Retype each line exactly. Skip images.
Material start
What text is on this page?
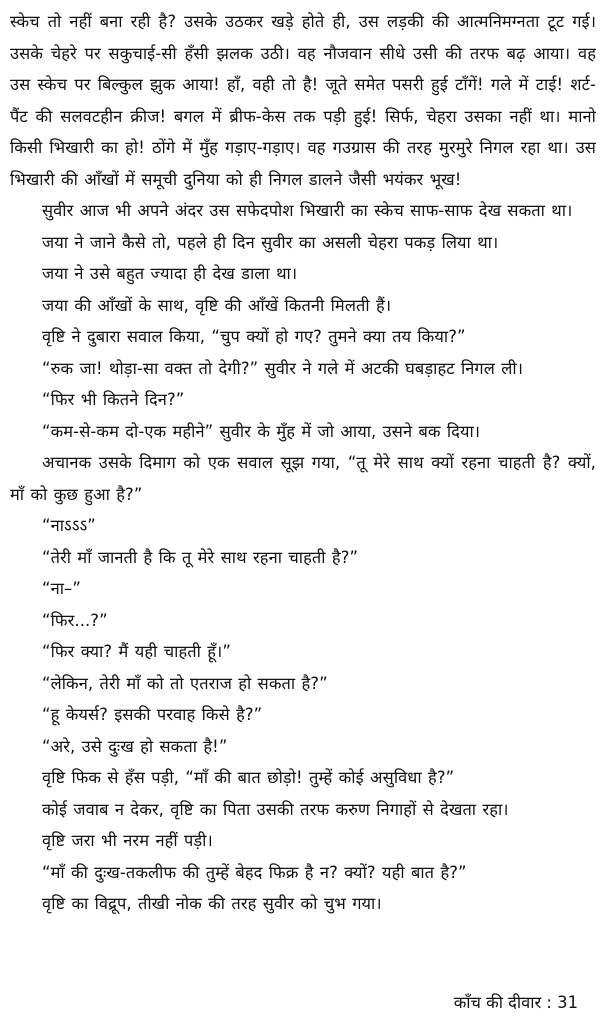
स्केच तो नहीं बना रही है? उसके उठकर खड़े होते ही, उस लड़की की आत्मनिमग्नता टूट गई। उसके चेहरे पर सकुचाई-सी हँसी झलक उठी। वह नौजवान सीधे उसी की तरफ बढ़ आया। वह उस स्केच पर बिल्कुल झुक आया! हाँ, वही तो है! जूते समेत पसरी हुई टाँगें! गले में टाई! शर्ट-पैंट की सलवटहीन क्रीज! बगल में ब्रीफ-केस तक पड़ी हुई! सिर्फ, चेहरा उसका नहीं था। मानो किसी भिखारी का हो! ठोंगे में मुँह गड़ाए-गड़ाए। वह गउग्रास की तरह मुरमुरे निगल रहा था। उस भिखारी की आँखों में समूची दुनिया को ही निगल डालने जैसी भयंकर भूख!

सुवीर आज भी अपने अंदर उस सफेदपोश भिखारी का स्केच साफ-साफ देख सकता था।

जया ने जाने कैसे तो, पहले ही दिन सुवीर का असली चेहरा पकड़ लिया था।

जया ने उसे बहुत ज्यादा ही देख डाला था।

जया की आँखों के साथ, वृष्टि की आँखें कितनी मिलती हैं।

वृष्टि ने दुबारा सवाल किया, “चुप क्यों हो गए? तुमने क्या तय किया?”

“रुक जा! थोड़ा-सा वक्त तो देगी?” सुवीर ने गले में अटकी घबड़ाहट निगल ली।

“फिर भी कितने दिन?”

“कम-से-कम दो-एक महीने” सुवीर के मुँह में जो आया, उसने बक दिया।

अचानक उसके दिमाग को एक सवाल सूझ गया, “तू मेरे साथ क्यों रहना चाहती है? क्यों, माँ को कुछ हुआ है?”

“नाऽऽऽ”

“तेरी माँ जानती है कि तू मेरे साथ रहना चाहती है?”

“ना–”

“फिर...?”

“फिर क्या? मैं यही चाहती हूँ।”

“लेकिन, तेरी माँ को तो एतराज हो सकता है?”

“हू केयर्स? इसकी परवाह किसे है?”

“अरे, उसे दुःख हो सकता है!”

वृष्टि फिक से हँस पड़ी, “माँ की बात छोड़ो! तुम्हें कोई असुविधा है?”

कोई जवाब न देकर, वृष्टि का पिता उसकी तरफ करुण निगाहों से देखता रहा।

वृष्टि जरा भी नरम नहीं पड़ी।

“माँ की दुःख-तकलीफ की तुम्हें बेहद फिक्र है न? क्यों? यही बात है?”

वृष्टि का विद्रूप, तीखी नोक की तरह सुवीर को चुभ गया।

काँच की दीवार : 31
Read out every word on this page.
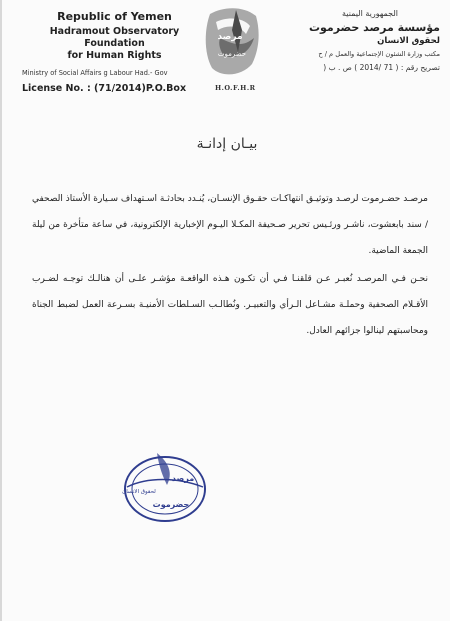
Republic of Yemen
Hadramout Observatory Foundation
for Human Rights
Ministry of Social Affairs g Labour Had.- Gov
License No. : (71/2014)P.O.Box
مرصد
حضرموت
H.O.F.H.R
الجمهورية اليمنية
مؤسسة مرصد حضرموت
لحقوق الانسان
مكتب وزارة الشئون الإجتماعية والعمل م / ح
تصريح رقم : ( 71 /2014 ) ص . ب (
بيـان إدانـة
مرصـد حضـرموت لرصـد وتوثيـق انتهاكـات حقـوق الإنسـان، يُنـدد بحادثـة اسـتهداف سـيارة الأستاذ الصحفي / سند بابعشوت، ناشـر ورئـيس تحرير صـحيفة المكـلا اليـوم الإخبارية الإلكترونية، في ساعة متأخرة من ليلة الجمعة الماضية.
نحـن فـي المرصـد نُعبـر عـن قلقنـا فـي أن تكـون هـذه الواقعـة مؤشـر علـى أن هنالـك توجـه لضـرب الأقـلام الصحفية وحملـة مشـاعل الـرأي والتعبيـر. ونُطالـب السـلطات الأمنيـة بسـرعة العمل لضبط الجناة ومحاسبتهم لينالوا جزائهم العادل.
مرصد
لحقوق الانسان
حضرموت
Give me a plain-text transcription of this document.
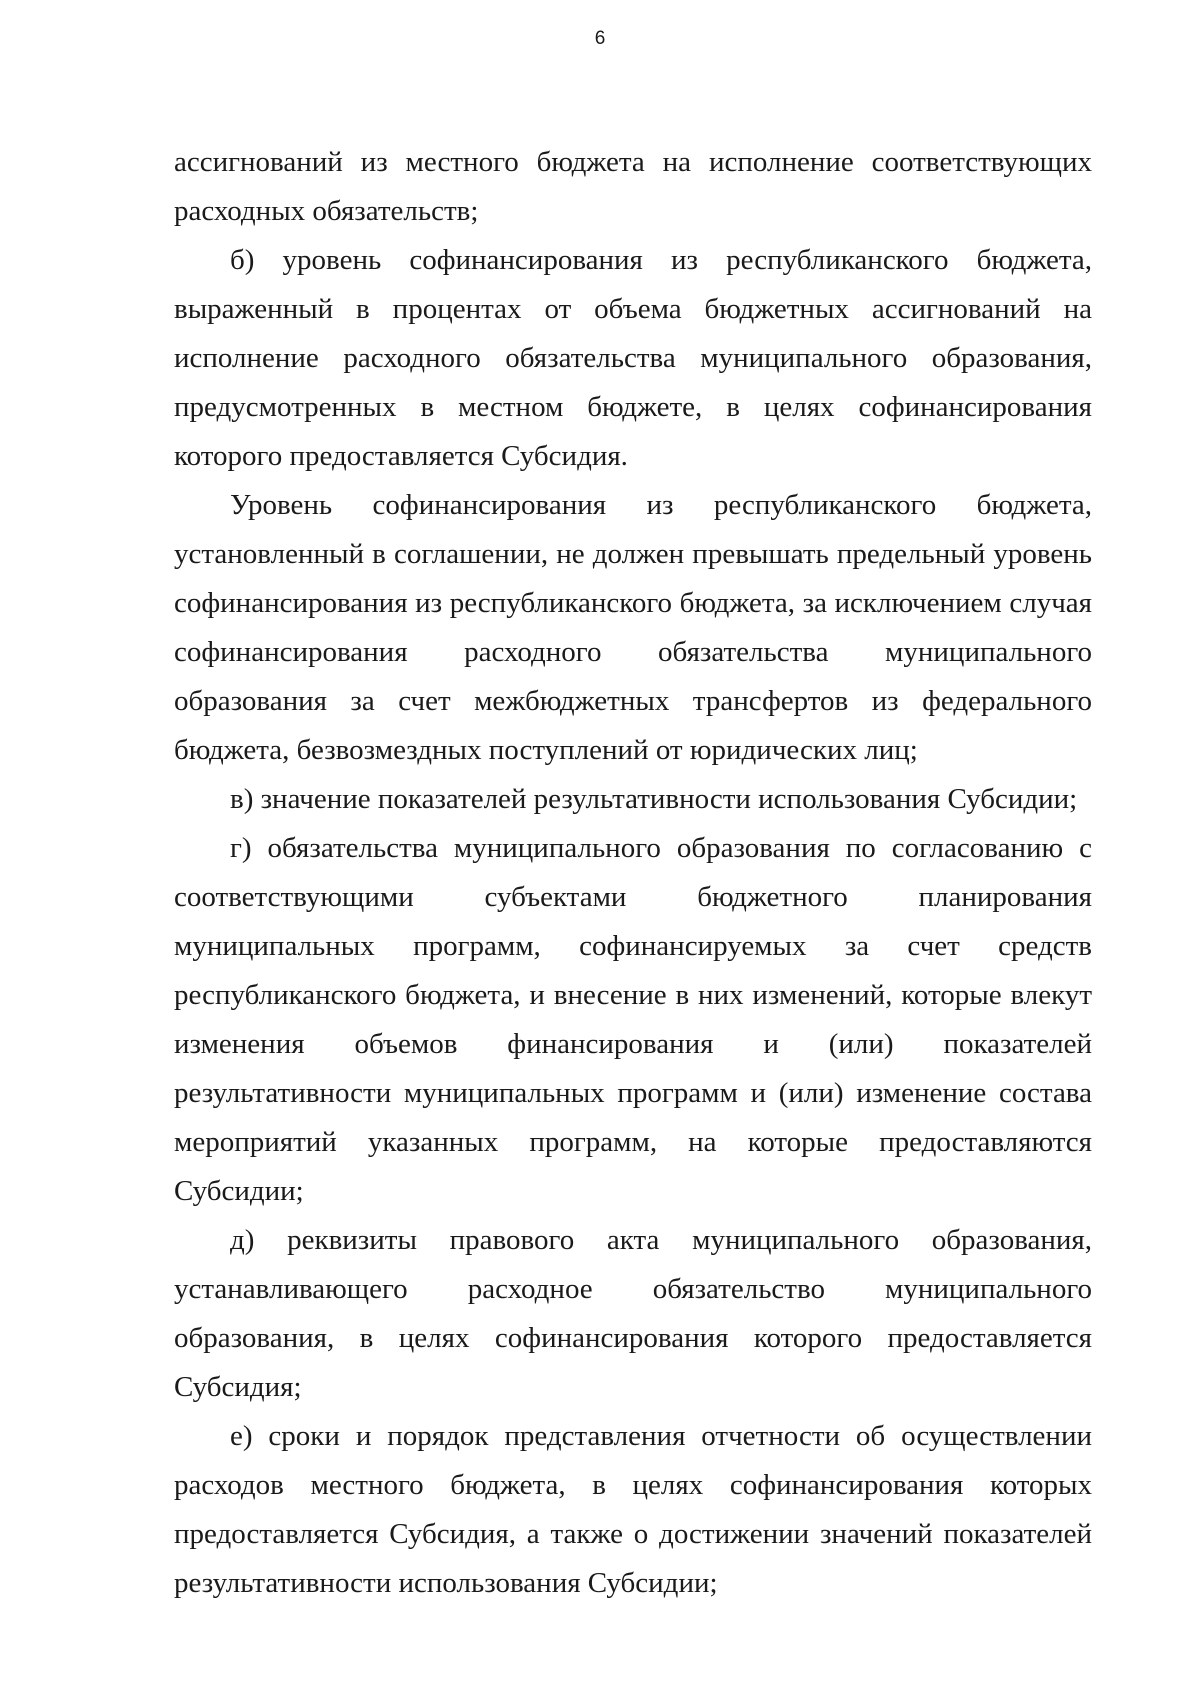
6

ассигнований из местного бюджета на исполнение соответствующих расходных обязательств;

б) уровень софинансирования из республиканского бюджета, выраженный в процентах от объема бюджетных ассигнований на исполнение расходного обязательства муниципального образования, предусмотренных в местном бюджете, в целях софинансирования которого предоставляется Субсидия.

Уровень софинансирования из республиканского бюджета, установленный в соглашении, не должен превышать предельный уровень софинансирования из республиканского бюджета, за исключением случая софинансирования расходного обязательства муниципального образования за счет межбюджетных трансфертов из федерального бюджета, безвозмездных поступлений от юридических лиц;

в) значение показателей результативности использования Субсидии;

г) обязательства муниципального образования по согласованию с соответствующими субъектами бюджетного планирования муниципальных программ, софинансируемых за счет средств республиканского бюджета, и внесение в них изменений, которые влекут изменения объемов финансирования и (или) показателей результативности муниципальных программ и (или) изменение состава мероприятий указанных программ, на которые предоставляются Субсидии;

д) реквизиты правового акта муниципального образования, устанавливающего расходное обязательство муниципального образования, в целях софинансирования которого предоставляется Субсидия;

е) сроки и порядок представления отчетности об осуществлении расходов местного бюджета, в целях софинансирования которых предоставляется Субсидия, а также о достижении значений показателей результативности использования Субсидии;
Material end
The result »
What text is on this page?
स्केच तो नहीं बना रही है? उसके उठकर खड़े होते ही, उस लड़की की आत्मनिमग्नता टूट गई। उसके चेहरे पर सकुचाई-सी हँसी झलक उठी। वह नौजवान सीधे उसी की तरफ बढ़ आया। वह उस स्केच पर बिल्कुल झुक आया! हाँ, वही तो है! जूते समेत पसरी हुई टाँगें! गले में टाई! शर्ट-पैंट की सलवटहीन क्रीज! बगल में ब्रीफ-केस तक पड़ी हुई! सिर्फ, चेहरा उसका नहीं था। मानो किसी भिखारी का हो! ठोंगे में मुँह गड़ाए-गड़ाए। वह गउग्रास की तरह मुरमुरे निगल रहा था। उस भिखारी की आँखों में समूची दुनिया को ही निगल डालने जैसी भयंकर भूख!

सुवीर आज भी अपने अंदर उस सफेदपोश भिखारी का स्केच साफ-साफ देख सकता था।

जया ने जाने कैसे तो, पहले ही दिन सुवीर का असली चेहरा पकड़ लिया था।

जया ने उसे बहुत ज्यादा ही देख डाला था।

जया की आँखों के साथ, वृष्टि की आँखें कितनी मिलती हैं।

वृष्टि ने दुबारा सवाल किया, “चुप क्यों हो गए? तुमने क्या तय किया?”

“रुक जा! थोड़ा-सा वक्त तो देगी?” सुवीर ने गले में अटकी घबड़ाहट निगल ली।

“फिर भी कितने दिन?”

“कम-से-कम दो-एक महीने” सुवीर के मुँह में जो आया, उसने बक दिया।

अचानक उसके दिमाग को एक सवाल सूझ गया, “तू मेरे साथ क्यों रहना चाहती है? क्यों, माँ को कुछ हुआ है?”

“नाऽऽऽ”

“तेरी माँ जानती है कि तू मेरे साथ रहना चाहती है?”

“ना–”

“फिर...?”

“फिर क्या? मैं यही चाहती हूँ।”

“लेकिन, तेरी माँ को तो एतराज हो सकता है?”

“हू केयर्स? इसकी परवाह किसे है?”

“अरे, उसे दुःख हो सकता है!”

वृष्टि फिक से हँस पड़ी, “माँ की बात छोड़ो! तुम्हें कोई असुविधा है?”

कोई जवाब न देकर, वृष्टि का पिता उसकी तरफ करुण निगाहों से देखता रहा।

वृष्टि जरा भी नरम नहीं पड़ी।

“माँ की दुःख-तकलीफ की तुम्हें बेहद फिक्र है न? क्यों? यही बात है?”

वृष्टि का विद्रूप, तीखी नोक की तरह सुवीर को चुभ गया।

काँच की दीवार : 31
Read out every word on this page.
Republic of Yemen
Hadramout Observatory Foundation
for Human Rights
Ministry of Social Affairs g Labour Had.- Gov
License No. : (71/2014)P.O.Box
مرصد
حضرموت
H.O.F.H.R
الجمهورية اليمنية
مؤسسة مرصد حضرموت
لحقوق الانسان
مكتب وزارة الشئون الإجتماعية والعمل م / ح
تصريح رقم : ( 71 /2014 ) ص . ب (
بيـان إدانـة
مرصـد حضـرموت لرصـد وتوثيـق انتهاكـات حقـوق الإنسـان، يُنـدد بحادثـة اسـتهداف سـيارة الأستاذ الصحفي / سند بابعشوت، ناشـر ورئـيس تحرير صـحيفة المكـلا اليـوم الإخبارية الإلكترونية، في ساعة متأخرة من ليلة الجمعة الماضية.
نحـن فـي المرصـد نُعبـر عـن قلقنـا فـي أن تكـون هـذه الواقعـة مؤشـر علـى أن هنالـك توجـه لضـرب الأقـلام الصحفية وحملـة مشـاعل الـرأي والتعبيـر. ونُطالـب السـلطات الأمنيـة بسـرعة العمل لضبط الجناة ومحاسبتهم لينالوا جزائهم العادل.
مرصد
لحقوق الانسان
حضرموت
Give me a plain-text transcription of this document.
6

ассигнований из местного бюджета на исполнение соответствующих расходных обязательств;

б) уровень софинансирования из республиканского бюджета, выраженный в процентах от объема бюджетных ассигнований на исполнение расходного обязательства муниципального образования, предусмотренных в местном бюджете, в целях софинансирования которого предоставляется Субсидия.

Уровень софинансирования из республиканского бюджета, установленный в соглашении, не должен превышать предельный уровень софинансирования из республиканского бюджета, за исключением случая софинансирования расходного обязательства муниципального образования за счет межбюджетных трансфертов из федерального бюджета, безвозмездных поступлений от юридических лиц;

в) значение показателей результативности использования Субсидии;

г) обязательства муниципального образования по согласованию с соответствующими субъектами бюджетного планирования муниципальных программ, софинансируемых за счет средств республиканского бюджета, и внесение в них изменений, которые влекут изменения объемов финансирования и (или) показателей результативности муниципальных программ и (или) изменение состава мероприятий указанных программ, на которые предоставляются Субсидии;

д) реквизиты правового акта муниципального образования, устанавливающего расходное обязательство муниципального образования, в целях софинансирования которого предоставляется Субсидия;

е) сроки и порядок представления отчетности об осуществлении расходов местного бюджета, в целях софинансирования которых предоставляется Субсидия, а также о достижении значений показателей результативности использования Субсидии;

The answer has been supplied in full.